[Start Available data]

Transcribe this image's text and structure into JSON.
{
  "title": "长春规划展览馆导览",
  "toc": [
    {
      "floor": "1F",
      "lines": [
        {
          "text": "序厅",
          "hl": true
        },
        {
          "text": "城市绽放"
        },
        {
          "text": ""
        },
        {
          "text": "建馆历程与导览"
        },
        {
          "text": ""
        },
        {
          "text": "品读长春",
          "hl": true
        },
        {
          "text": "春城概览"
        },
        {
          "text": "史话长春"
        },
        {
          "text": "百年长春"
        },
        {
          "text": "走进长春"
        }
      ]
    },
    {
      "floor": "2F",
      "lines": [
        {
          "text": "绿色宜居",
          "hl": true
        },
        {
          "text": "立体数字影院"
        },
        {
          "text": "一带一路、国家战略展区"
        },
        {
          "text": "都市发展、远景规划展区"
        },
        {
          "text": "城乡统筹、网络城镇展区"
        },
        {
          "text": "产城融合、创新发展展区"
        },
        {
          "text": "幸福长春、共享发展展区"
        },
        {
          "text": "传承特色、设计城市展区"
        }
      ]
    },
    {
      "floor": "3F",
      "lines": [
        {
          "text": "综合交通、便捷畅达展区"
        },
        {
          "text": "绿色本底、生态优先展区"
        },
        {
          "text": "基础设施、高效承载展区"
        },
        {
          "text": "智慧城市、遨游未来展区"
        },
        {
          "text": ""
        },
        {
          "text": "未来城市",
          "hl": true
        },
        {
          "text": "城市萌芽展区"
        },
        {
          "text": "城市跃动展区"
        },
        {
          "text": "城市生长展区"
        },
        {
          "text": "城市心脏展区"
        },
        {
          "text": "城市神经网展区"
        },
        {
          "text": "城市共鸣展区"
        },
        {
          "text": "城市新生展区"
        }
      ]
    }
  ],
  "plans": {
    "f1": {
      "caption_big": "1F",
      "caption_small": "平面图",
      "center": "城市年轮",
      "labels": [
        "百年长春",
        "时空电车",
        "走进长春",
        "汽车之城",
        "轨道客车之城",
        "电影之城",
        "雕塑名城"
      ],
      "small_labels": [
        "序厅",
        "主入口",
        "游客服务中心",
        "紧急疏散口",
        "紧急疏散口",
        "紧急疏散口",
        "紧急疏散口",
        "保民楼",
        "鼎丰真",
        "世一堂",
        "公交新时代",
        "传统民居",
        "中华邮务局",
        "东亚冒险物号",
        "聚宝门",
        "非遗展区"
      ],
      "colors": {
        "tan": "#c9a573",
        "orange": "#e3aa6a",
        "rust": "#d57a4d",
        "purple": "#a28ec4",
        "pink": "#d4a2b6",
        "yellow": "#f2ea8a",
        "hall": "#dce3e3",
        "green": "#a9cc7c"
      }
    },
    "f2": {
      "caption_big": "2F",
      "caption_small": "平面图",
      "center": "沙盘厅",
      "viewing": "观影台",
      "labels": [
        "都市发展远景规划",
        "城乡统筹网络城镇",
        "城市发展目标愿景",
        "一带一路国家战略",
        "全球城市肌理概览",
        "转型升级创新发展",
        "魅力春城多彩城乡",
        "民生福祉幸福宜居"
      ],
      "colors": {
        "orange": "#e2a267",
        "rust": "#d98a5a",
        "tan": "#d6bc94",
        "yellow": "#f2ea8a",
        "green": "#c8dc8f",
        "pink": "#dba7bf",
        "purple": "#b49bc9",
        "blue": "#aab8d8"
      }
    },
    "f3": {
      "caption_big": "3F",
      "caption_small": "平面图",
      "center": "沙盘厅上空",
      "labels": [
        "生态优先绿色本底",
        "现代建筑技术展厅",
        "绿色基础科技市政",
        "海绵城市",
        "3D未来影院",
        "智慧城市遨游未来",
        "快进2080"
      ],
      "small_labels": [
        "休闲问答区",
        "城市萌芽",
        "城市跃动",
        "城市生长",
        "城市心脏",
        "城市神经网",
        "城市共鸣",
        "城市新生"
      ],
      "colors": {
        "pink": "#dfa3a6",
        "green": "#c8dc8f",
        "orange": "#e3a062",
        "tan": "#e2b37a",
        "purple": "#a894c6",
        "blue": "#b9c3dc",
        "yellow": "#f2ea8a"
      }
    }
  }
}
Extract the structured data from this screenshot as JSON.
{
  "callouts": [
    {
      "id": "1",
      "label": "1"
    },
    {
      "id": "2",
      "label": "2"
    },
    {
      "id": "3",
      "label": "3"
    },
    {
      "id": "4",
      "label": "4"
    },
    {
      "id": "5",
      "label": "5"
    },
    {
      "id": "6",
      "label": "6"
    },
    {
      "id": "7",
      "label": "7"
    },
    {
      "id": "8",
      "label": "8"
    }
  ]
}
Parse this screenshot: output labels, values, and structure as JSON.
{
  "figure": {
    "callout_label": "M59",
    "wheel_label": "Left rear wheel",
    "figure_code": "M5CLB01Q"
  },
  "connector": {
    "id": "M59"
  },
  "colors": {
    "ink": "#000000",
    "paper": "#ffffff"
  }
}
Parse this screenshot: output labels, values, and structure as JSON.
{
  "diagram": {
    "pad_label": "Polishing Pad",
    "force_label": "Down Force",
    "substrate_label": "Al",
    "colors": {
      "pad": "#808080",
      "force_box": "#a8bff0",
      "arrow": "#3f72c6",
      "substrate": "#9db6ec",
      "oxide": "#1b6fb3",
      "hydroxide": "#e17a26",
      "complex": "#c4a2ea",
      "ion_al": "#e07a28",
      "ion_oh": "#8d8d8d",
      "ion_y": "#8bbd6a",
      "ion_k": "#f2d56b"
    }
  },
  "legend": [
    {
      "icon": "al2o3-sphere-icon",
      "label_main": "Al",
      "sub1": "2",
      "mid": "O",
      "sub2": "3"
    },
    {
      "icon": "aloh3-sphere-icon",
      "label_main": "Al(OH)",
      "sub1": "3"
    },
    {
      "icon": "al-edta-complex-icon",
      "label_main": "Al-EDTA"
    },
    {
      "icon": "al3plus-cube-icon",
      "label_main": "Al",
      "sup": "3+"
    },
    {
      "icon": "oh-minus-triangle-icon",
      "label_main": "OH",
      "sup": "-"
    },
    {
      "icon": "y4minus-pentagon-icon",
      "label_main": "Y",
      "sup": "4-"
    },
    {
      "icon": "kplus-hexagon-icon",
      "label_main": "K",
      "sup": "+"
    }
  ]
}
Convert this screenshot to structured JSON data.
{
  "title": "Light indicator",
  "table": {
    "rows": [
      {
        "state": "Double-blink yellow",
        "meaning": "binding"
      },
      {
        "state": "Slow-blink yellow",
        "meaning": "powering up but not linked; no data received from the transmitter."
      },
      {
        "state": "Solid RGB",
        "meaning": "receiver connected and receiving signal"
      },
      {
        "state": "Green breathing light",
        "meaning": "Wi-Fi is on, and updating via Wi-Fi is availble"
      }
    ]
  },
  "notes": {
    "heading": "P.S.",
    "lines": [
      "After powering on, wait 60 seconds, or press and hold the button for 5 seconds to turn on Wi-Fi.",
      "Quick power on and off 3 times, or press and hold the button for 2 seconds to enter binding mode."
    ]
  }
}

[End Available data]

▸ Problem to solve:
Reproduce every entry shown above, precisely as it stands.

▸ The solution:
Transcribe this image's text and structure into JSON.
{
  "title": "长春规划展览馆导览",
  "toc": [
    {
      "floor": "1F",
      "lines": [
        {
          "text": "序厅",
          "hl": true
        },
        {
          "text": "城市绽放"
        },
        {
          "text": ""
        },
        {
          "text": "建馆历程与导览"
        },
        {
          "text": ""
        },
        {
          "text": "品读长春",
          "hl": true
        },
        {
          "text": "春城概览"
        },
        {
          "text": "史话长春"
        },
        {
          "text": "百年长春"
        },
        {
          "text": "走进长春"
        }
      ]
    },
    {
      "floor": "2F",
      "lines": [
        {
          "text": "绿色宜居",
          "hl": true
        },
        {
          "text": "立体数字影院"
        },
        {
          "text": "一带一路、国家战略展区"
        },
        {
          "text": "都市发展、远景规划展区"
        },
        {
          "text": "城乡统筹、网络城镇展区"
        },
        {
          "text": "产城融合、创新发展展区"
        },
        {
          "text": "幸福长春、共享发展展区"
        },
        {
          "text": "传承特色、设计城市展区"
        }
      ]
    },
    {
      "floor": "3F",
      "lines": [
        {
          "text": "综合交通、便捷畅达展区"
        },
        {
          "text": "绿色本底、生态优先展区"
        },
        {
          "text": "基础设施、高效承载展区"
        },
        {
          "text": "智慧城市、遨游未来展区"
        },
        {
          "text": ""
        },
        {
          "text": "未来城市",
          "hl": true
        },
        {
          "text": "城市萌芽展区"
        },
        {
          "text": "城市跃动展区"
        },
        {
          "text": "城市生长展区"
        },
        {
          "text": "城市心脏展区"
        },
        {
          "text": "城市神经网展区"
        },
        {
          "text": "城市共鸣展区"
        },
        {
          "text": "城市新生展区"
        }
      ]
    }
  ],
  "plans": {
    "f1": {
      "caption_big": "1F",
      "caption_small": "平面图",
      "center": "城市年轮",
      "labels": [
        "百年长春",
        "时空电车",
        "走进长春",
        "汽车之城",
        "轨道客车之城",
        "电影之城",
        "雕塑名城"
      ],
      "small_labels": [
        "序厅",
        "主入口",
        "游客服务中心",
        "紧急疏散口",
        "紧急疏散口",
        "紧急疏散口",
        "紧急疏散口",
        "保民楼",
        "鼎丰真",
        "世一堂",
        "公交新时代",
        "传统民居",
        "中华邮务局",
        "东亚冒险物号",
        "聚宝门",
        "非遗展区"
      ],
      "colors": {
        "tan": "#c9a573",
        "orange": "#e3aa6a",
        "rust": "#d57a4d",
        "purple": "#a28ec4",
        "pink": "#d4a2b6",
        "yellow": "#f2ea8a",
        "hall": "#dce3e3",
        "green": "#a9cc7c"
      }
    },
    "f2": {
      "caption_big": "2F",
      "caption_small": "平面图",
      "center": "沙盘厅",
      "viewing": "观影台",
      "labels": [
        "都市发展远景规划",
        "城乡统筹网络城镇",
        "城市发展目标愿景",
        "一带一路国家战略",
        "全球城市肌理概览",
        "转型升级创新发展",
        "魅力春城多彩城乡",
        "民生福祉幸福宜居"
      ],
      "colors": {
        "orange": "#e2a267",
        "rust": "#d98a5a",
        "tan": "#d6bc94",
        "yellow": "#f2ea8a",
        "green": "#c8dc8f",
        "pink": "#dba7bf",
        "purple": "#b49bc9",
        "blue": "#aab8d8"
      }
    },
    "f3": {
      "caption_big": "3F",
      "caption_small": "平面图",
      "center": "沙盘厅上空",
      "labels": [
        "生态优先绿色本底",
        "现代建筑技术展厅",
        "绿色基础科技市政",
        "海绵城市",
        "3D未来影院",
        "智慧城市遨游未来",
        "快进2080"
      ],
      "small_labels": [
        "休闲问答区",
        "城市萌芽",
        "城市跃动",
        "城市生长",
        "城市心脏",
        "城市神经网",
        "城市共鸣",
        "城市新生"
      ],
      "colors": {
        "pink": "#dfa3a6",
        "green": "#c8dc8f",
        "orange": "#e3a062",
        "tan": "#e2b37a",
        "purple": "#a894c6",
        "blue": "#b9c3dc",
        "yellow": "#f2ea8a"
      }
    }
  }
}
Extract the structured data from this screenshot as JSON.
{
  "callouts": [
    {
      "id": "1",
      "label": "1"
    },
    {
      "id": "2",
      "label": "2"
    },
    {
      "id": "3",
      "label": "3"
    },
    {
      "id": "4",
      "label": "4"
    },
    {
      "id": "5",
      "label": "5"
    },
    {
      "id": "6",
      "label": "6"
    },
    {
      "id": "7",
      "label": "7"
    },
    {
      "id": "8",
      "label": "8"
    }
  ]
}
Parse this screenshot: output labels, values, and structure as JSON.
{
  "figure": {
    "callout_label": "M59",
    "wheel_label": "Left rear wheel",
    "figure_code": "M5CLB01Q"
  },
  "connector": {
    "id": "M59"
  },
  "colors": {
    "ink": "#000000",
    "paper": "#ffffff"
  }
}
Parse this screenshot: output labels, values, and structure as JSON.
{
  "diagram": {
    "pad_label": "Polishing Pad",
    "force_label": "Down Force",
    "substrate_label": "Al",
    "colors": {
      "pad": "#808080",
      "force_box": "#a8bff0",
      "arrow": "#3f72c6",
      "substrate": "#9db6ec",
      "oxide": "#1b6fb3",
      "hydroxide": "#e17a26",
      "complex": "#c4a2ea",
      "ion_al": "#e07a28",
      "ion_oh": "#8d8d8d",
      "ion_y": "#8bbd6a",
      "ion_k": "#f2d56b"
    }
  },
  "legend": [
    {
      "icon": "al2o3-sphere-icon",
      "label_main": "Al",
      "sub1": "2",
      "mid": "O",
      "sub2": "3"
    },
    {
      "icon": "aloh3-sphere-icon",
      "label_main": "Al(OH)",
      "sub1": "3"
    },
    {
      "icon": "al-edta-complex-icon",
      "label_main": "Al-EDTA"
    },
    {
      "icon": "al3plus-cube-icon",
      "label_main": "Al",
      "sup": "3+"
    },
    {
      "icon": "oh-minus-triangle-icon",
      "label_main": "OH",
      "sup": "-"
    },
    {
      "icon": "y4minus-pentagon-icon",
      "label_main": "Y",
      "sup": "4-"
    },
    {
      "icon": "kplus-hexagon-icon",
      "label_main": "K",
      "sup": "+"
    }
  ]
}
Convert this screenshot to structured JSON data.
{
  "title": "Light indicator",
  "table": {
    "rows": [
      {
        "state": "Double-blink yellow",
        "meaning": "binding"
      },
      {
        "state": "Slow-blink yellow",
        "meaning": "powering up but not linked; no data received from the transmitter."
      },
      {
        "state": "Solid RGB",
        "meaning": "receiver connected and receiving signal"
      },
      {
        "state": "Green breathing light",
        "meaning": "Wi-Fi is on, and updating via Wi-Fi is availble"
      }
    ]
  },
  "notes": {
    "heading": "P.S.",
    "lines": [
      "After powering on, wait 60 seconds, or press and hold the button for 5 seconds to turn on Wi-Fi.",
      "Quick power on and off 3 times, or press and hold the button for 2 seconds to enter binding mode."
    ]
  }
}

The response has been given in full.